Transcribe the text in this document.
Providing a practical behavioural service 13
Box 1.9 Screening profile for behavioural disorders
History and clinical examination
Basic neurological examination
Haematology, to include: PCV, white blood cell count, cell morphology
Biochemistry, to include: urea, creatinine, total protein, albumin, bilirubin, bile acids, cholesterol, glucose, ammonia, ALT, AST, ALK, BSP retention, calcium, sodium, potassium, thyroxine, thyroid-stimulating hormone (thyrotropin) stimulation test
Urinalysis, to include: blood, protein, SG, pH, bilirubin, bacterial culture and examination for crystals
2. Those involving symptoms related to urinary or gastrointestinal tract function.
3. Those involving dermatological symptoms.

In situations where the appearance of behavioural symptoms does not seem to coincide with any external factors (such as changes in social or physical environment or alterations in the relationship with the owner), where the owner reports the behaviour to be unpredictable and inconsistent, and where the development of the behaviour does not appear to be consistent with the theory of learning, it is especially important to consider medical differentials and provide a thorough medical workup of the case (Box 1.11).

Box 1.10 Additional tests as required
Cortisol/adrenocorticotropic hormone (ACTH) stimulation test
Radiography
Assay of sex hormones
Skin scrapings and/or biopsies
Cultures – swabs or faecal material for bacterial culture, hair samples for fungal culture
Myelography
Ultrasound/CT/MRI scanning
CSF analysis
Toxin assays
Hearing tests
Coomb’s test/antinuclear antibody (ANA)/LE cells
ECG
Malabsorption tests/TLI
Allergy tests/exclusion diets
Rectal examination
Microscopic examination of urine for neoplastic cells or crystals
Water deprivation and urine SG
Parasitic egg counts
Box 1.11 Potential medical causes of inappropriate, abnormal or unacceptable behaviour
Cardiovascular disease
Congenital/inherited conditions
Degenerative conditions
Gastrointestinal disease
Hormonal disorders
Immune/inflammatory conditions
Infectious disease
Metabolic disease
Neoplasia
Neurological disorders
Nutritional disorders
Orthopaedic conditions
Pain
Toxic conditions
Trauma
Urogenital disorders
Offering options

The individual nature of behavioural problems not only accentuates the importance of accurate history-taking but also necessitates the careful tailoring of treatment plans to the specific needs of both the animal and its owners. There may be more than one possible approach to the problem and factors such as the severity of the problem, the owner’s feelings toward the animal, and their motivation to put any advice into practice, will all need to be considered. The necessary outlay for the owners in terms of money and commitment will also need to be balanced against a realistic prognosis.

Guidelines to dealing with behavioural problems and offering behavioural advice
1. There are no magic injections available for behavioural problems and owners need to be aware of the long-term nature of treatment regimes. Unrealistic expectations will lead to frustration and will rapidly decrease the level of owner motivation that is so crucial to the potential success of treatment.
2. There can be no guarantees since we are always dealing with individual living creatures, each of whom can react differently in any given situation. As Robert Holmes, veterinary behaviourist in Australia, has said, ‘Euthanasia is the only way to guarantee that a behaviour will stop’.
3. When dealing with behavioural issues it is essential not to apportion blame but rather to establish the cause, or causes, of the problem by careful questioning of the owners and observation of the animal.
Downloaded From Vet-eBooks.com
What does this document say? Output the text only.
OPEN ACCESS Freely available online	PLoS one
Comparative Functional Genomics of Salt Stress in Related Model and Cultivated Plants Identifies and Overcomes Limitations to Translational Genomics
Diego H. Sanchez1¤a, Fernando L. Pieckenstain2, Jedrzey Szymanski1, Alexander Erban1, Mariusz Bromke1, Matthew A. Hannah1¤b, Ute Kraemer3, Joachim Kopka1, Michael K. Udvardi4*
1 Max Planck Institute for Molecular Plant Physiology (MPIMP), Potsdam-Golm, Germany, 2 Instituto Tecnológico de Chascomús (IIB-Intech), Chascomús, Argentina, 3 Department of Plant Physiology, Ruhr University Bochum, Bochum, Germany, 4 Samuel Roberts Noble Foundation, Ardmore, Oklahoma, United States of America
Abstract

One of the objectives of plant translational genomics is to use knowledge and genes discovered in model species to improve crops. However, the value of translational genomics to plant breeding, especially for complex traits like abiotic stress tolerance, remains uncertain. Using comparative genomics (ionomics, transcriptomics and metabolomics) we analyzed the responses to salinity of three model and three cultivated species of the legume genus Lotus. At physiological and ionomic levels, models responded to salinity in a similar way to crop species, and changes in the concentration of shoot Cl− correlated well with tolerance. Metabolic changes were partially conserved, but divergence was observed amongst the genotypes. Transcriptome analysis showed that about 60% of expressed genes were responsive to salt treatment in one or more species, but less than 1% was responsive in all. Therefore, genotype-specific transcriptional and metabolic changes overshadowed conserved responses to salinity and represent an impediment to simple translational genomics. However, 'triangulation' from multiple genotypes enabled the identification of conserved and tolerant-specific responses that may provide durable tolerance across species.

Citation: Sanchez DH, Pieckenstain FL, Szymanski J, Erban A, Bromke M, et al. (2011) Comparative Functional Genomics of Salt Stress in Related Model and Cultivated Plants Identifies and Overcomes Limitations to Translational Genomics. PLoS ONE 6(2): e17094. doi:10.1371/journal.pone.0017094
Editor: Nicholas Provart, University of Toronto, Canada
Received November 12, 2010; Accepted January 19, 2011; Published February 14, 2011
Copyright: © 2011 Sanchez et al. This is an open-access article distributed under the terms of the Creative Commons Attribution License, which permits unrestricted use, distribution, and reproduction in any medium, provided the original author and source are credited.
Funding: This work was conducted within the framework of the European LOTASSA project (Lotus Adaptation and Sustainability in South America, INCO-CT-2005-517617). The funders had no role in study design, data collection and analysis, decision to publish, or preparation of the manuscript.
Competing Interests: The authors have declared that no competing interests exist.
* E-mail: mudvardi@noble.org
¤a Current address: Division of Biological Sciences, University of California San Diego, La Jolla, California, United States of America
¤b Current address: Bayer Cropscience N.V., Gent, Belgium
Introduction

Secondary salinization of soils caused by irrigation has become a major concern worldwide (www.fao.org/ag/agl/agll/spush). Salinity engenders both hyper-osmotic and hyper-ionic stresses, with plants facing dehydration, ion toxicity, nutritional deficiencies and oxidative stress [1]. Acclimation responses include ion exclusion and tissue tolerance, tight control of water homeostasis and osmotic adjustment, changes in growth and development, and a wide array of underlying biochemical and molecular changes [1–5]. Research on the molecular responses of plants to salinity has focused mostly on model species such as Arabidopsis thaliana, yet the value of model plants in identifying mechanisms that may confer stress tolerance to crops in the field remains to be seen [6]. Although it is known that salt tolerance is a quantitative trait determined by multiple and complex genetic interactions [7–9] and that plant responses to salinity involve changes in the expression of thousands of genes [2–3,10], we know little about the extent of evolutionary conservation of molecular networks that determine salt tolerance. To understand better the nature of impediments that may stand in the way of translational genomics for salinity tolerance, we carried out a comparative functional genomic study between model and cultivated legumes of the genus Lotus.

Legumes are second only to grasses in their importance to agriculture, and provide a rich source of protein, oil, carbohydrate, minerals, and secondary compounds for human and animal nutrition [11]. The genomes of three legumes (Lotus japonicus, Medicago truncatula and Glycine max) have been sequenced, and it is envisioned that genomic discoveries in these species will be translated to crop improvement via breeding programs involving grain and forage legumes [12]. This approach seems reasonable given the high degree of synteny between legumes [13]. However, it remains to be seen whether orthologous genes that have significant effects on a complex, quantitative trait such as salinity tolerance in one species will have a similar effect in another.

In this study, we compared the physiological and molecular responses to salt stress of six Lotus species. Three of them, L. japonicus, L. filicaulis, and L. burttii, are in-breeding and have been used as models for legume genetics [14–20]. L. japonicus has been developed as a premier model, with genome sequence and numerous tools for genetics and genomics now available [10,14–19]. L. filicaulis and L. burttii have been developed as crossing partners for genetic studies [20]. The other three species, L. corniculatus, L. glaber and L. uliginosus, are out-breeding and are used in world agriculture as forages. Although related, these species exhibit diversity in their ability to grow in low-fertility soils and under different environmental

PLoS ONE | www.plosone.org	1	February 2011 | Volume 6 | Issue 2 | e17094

# # #

- Assignment:
Report every line of the preceding listing where the string "given" occurs.

- Response:
2. There can be no guarantees since we are always dealing with individual living creatures, each of whom can react differently in any given situation. As Robert Holmes, veterinary behaviourist in Australia, has said, ‘Euthanasia is the only way to guarantee that a behaviour will stop’.
Legumes are second only to grasses in their importance to agriculture, and provide a rich source of protein, oil, carbohydrate, minerals, and secondary compounds for human and animal nutrition [11]. The genomes of three legumes (Lotus japonicus, Medicago truncatula and Glycine max) have been sequenced, and it is envisioned that genomic discoveries in these species will be translated to crop improvement via breeding programs involving grain and forage legumes [12]. This approach seems reasonable given the high degree of synteny between legumes [13]. However, it remains to be seen whether orthologous genes that have significant effects on a complex, quantitative trait such as salinity tolerance in one species will have a similar effect in another.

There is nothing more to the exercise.